Goal of the exercise: Rewrite the lines below so that each "cell-tarih" becomes "cell-date", with everything else left unchanged.

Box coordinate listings
- - - - -

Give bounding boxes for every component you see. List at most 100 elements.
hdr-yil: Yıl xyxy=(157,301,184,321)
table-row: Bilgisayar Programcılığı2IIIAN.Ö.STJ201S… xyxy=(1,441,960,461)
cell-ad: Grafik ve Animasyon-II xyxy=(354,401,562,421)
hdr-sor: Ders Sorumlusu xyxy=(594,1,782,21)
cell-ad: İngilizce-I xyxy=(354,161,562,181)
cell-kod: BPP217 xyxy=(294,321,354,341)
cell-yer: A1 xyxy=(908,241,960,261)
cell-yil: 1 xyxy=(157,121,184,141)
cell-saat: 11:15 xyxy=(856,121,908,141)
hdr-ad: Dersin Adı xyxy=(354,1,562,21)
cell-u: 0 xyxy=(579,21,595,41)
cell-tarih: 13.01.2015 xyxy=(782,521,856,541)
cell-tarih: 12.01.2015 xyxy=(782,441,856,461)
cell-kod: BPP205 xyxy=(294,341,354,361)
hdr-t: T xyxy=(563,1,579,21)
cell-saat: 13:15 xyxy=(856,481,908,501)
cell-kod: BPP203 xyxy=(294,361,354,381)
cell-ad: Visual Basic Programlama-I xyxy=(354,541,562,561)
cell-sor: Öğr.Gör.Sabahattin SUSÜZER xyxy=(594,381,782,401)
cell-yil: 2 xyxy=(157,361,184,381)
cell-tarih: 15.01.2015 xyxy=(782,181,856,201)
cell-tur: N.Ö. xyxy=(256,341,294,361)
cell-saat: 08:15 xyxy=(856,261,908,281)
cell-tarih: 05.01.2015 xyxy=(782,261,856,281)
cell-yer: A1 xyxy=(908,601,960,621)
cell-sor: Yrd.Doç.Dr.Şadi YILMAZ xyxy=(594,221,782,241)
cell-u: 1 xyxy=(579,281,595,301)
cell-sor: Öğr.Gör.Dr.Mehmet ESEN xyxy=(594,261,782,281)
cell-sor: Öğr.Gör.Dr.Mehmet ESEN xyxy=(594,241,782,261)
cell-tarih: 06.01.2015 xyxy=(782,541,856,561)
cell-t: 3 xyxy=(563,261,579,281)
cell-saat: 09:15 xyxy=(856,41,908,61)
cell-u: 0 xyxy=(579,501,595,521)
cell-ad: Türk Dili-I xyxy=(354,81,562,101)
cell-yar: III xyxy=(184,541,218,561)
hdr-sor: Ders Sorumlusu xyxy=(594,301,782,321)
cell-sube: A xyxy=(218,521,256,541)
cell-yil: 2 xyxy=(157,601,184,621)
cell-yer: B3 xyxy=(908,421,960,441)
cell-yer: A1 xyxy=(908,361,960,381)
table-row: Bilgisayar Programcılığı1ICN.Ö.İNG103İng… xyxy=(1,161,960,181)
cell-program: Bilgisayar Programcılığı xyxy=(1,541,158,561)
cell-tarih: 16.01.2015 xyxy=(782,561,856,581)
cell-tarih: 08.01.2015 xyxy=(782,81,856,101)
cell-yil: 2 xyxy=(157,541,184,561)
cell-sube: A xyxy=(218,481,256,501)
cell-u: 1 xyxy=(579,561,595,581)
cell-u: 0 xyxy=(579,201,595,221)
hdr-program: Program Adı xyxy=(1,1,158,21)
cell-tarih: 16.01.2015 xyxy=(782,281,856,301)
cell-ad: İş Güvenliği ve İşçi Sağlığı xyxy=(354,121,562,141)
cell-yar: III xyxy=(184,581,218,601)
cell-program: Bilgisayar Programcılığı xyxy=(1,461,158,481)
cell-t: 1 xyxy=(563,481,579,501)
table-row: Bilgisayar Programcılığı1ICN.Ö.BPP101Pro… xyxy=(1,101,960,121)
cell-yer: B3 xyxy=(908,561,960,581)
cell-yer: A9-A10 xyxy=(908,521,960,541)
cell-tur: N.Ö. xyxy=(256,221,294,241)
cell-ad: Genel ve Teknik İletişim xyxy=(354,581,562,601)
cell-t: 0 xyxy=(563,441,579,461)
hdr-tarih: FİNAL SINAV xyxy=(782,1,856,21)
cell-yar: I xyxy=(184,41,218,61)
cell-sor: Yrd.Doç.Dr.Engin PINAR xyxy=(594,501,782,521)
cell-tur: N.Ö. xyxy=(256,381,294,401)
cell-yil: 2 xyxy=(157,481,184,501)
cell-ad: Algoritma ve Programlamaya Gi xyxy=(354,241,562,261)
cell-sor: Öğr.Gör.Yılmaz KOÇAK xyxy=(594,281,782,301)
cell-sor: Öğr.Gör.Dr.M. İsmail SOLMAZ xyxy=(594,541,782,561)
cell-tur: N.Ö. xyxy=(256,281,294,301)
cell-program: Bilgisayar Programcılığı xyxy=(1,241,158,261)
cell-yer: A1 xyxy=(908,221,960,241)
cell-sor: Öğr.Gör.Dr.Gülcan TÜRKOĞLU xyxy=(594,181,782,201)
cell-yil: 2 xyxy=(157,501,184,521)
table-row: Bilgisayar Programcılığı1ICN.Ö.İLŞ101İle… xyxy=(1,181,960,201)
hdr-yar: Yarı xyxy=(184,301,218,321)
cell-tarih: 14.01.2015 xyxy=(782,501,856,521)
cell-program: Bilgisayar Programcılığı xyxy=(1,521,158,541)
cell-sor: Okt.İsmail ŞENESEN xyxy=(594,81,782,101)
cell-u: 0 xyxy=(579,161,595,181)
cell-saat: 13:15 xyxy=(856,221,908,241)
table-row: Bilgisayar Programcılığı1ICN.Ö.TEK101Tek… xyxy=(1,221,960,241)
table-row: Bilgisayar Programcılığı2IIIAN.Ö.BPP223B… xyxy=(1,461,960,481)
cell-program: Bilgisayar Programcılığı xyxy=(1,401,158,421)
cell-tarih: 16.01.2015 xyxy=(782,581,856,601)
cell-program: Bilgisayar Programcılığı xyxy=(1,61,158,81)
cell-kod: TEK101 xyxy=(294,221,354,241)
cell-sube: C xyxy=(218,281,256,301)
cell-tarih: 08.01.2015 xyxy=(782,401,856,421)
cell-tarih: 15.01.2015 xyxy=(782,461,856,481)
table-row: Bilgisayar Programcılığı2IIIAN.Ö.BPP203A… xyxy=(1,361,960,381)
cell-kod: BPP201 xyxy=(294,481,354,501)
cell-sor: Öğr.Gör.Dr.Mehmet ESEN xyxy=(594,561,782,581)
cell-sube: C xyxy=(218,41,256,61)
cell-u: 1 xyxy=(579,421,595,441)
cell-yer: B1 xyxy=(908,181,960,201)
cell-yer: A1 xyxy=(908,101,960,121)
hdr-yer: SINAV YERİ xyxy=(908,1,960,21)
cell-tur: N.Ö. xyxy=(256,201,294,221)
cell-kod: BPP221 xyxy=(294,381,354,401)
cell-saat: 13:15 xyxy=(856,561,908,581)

- - - - -

Exercise answer:
Give bounding boxes for every component you see. List at most 100 elements.
hdr-yil: Yıl xyxy=(157,301,184,321)
table-row: Bilgisayar Programcılığı2IIIAN.Ö.STJ201S… xyxy=(1,441,960,461)
cell-ad: Grafik ve Animasyon-II xyxy=(354,401,562,421)
hdr-sor: Ders Sorumlusu xyxy=(594,1,782,21)
cell-ad: İngilizce-I xyxy=(354,161,562,181)
cell-kod: BPP217 xyxy=(294,321,354,341)
cell-yer: A1 xyxy=(908,241,960,261)
cell-yil: 1 xyxy=(157,121,184,141)
cell-saat: 11:15 xyxy=(856,121,908,141)
hdr-ad: Dersin Adı xyxy=(354,1,562,21)
cell-u: 0 xyxy=(579,21,595,41)
cell-date: 13.01.2015 xyxy=(782,521,856,541)
cell-date: 12.01.2015 xyxy=(782,441,856,461)
cell-kod: BPP205 xyxy=(294,341,354,361)
hdr-t: T xyxy=(563,1,579,21)
cell-saat: 13:15 xyxy=(856,481,908,501)
cell-kod: BPP203 xyxy=(294,361,354,381)
cell-ad: Visual Basic Programlama-I xyxy=(354,541,562,561)
cell-sor: Öğr.Gör.Sabahattin SUSÜZER xyxy=(594,381,782,401)
cell-yil: 2 xyxy=(157,361,184,381)
cell-date: 15.01.2015 xyxy=(782,181,856,201)
cell-tur: N.Ö. xyxy=(256,341,294,361)
cell-saat: 08:15 xyxy=(856,261,908,281)
cell-date: 05.01.2015 xyxy=(782,261,856,281)
cell-yer: A1 xyxy=(908,601,960,621)
cell-sor: Yrd.Doç.Dr.Şadi YILMAZ xyxy=(594,221,782,241)
cell-u: 1 xyxy=(579,281,595,301)
cell-sor: Öğr.Gör.Dr.Mehmet ESEN xyxy=(594,261,782,281)
cell-sor: Öğr.Gör.Dr.Mehmet ESEN xyxy=(594,241,782,261)
cell-date: 06.01.2015 xyxy=(782,541,856,561)
cell-t: 3 xyxy=(563,261,579,281)
cell-saat: 09:15 xyxy=(856,41,908,61)
cell-u: 0 xyxy=(579,501,595,521)
cell-ad: Türk Dili-I xyxy=(354,81,562,101)
cell-yar: III xyxy=(184,541,218,561)
hdr-sor: Ders Sorumlusu xyxy=(594,301,782,321)
cell-sube: A xyxy=(218,521,256,541)
cell-yil: 2 xyxy=(157,601,184,621)
cell-yer: B3 xyxy=(908,421,960,441)
cell-yer: A1 xyxy=(908,361,960,381)
table-row: Bilgisayar Programcılığı1ICN.Ö.İNG103İng… xyxy=(1,161,960,181)
cell-program: Bilgisayar Programcılığı xyxy=(1,541,158,561)
cell-date: 16.01.2015 xyxy=(782,561,856,581)
cell-date: 08.01.2015 xyxy=(782,81,856,101)
cell-yil: 2 xyxy=(157,541,184,561)
cell-sube: A xyxy=(218,481,256,501)
cell-u: 1 xyxy=(579,561,595,581)
cell-u: 0 xyxy=(579,201,595,221)
hdr-program: Program Adı xyxy=(1,1,158,21)
cell-date: 16.01.2015 xyxy=(782,281,856,301)
cell-ad: İş Güvenliği ve İşçi Sağlığı xyxy=(354,121,562,141)
cell-yar: III xyxy=(184,581,218,601)
cell-program: Bilgisayar Programcılığı xyxy=(1,461,158,481)
cell-t: 1 xyxy=(563,481,579,501)
table-row: Bilgisayar Programcılığı1ICN.Ö.BPP101Pro… xyxy=(1,101,960,121)
cell-yer: B3 xyxy=(908,561,960,581)
cell-yer: A9-A10 xyxy=(908,521,960,541)
cell-tur: N.Ö. xyxy=(256,221,294,241)
cell-ad: Genel ve Teknik İletişim xyxy=(354,581,562,601)
cell-t: 0 xyxy=(563,441,579,461)
hdr-tarih: FİNAL SINAV xyxy=(782,1,856,21)
cell-yar: I xyxy=(184,41,218,61)
cell-sor: Yrd.Doç.Dr.Engin PINAR xyxy=(594,501,782,521)
cell-tur: N.Ö. xyxy=(256,381,294,401)
cell-yil: 2 xyxy=(157,481,184,501)
cell-ad: Algoritma ve Programlamaya Gi xyxy=(354,241,562,261)
cell-sor: Öğr.Gör.Yılmaz KOÇAK xyxy=(594,281,782,301)
cell-sor: Öğr.Gör.Dr.M. İsmail SOLMAZ xyxy=(594,541,782,561)
cell-tur: N.Ö. xyxy=(256,281,294,301)
cell-program: Bilgisayar Programcılığı xyxy=(1,241,158,261)
cell-yer: A1 xyxy=(908,221,960,241)
cell-sor: Öğr.Gör.Dr.Gülcan TÜRKOĞLU xyxy=(594,181,782,201)
cell-yil: 2 xyxy=(157,501,184,521)
table-row: Bilgisayar Programcılığı1ICN.Ö.İLŞ101İle… xyxy=(1,181,960,201)
hdr-yar: Yarı xyxy=(184,301,218,321)
cell-date: 14.01.2015 xyxy=(782,501,856,521)
cell-program: Bilgisayar Programcılığı xyxy=(1,521,158,541)
cell-sor: Okt.İsmail ŞENESEN xyxy=(594,81,782,101)
cell-u: 0 xyxy=(579,161,595,181)
cell-saat: 13:15 xyxy=(856,221,908,241)
table-row: Bilgisayar Programcılığı1ICN.Ö.TEK101Tek… xyxy=(1,221,960,241)
table-row: Bilgisayar Programcılığı2IIIAN.Ö.BPP223B… xyxy=(1,461,960,481)
cell-program: Bilgisayar Programcılığı xyxy=(1,401,158,421)
cell-date: 16.01.2015 xyxy=(782,581,856,601)
cell-program: Bilgisayar Programcılığı xyxy=(1,61,158,81)
cell-kod: TEK101 xyxy=(294,221,354,241)
cell-sube: C xyxy=(218,281,256,301)
cell-date: 08.01.2015 xyxy=(782,401,856,421)
cell-date: 15.01.2015 xyxy=(782,461,856,481)
table-row: Bilgisayar Programcılığı2IIIAN.Ö.BPP203A… xyxy=(1,361,960,381)
cell-kod: BPP201 xyxy=(294,481,354,501)
cell-sor: Öğr.Gör.Dr.Mehmet ESEN xyxy=(594,561,782,581)
cell-sube: C xyxy=(218,41,256,61)
cell-u: 1 xyxy=(579,421,595,441)
cell-yer: B1 xyxy=(908,181,960,201)
cell-yer: A1 xyxy=(908,101,960,121)
hdr-yer: SINAV YERİ xyxy=(908,1,960,21)
cell-tur: N.Ö. xyxy=(256,201,294,221)
cell-kod: BPP221 xyxy=(294,381,354,401)
cell-saat: 13:15 xyxy=(856,561,908,581)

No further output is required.